··· RECORDS FOR PROCESSING ···

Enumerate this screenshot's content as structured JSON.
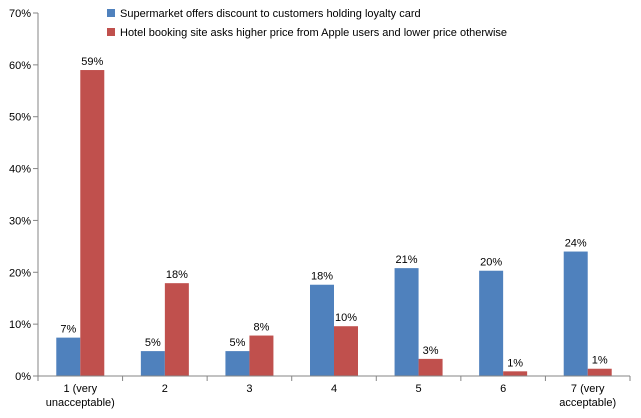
{
  "chart_data": {
    "type": "bar",
    "categories": [
      [
        "1 (very",
        "unacceptable)"
      ],
      [
        "2"
      ],
      [
        "3"
      ],
      [
        "4"
      ],
      [
        "5"
      ],
      [
        "6"
      ],
      [
        "7 (very",
        "acceptable)"
      ]
    ],
    "series": [
      {
        "name": "Supermarket offers discount to customers holding loyalty card",
        "color": "#4F81BD",
        "values": [
          7.4,
          4.8,
          4.8,
          17.6,
          20.8,
          20.3,
          24.0
        ],
        "labels": [
          "7%",
          "5%",
          "5%",
          "18%",
          "21%",
          "20%",
          "24%"
        ]
      },
      {
        "name": "Hotel booking site asks higher price from Apple users and lower price otherwise",
        "color": "#C0504D",
        "values": [
          59.0,
          17.9,
          7.8,
          9.6,
          3.3,
          0.9,
          1.4
        ],
        "labels": [
          "59%",
          "18%",
          "8%",
          "10%",
          "3%",
          "1%",
          "1%"
        ]
      }
    ],
    "ylim": [
      0,
      70
    ],
    "yticks": [
      "0%",
      "10%",
      "20%",
      "30%",
      "40%",
      "50%",
      "60%",
      "70%"
    ],
    "grid": false,
    "legend_position": "top"
  }
}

···

GIVEN EXERCISE: Go through the records above, find every line with the word "name", and list those lines.

EXPECTED ANSWER:
        "name": "Supermarket offers discount to customers holding loyalty card",
        "name": "Hotel booking site asks higher price from Apple users and lower price otherwise",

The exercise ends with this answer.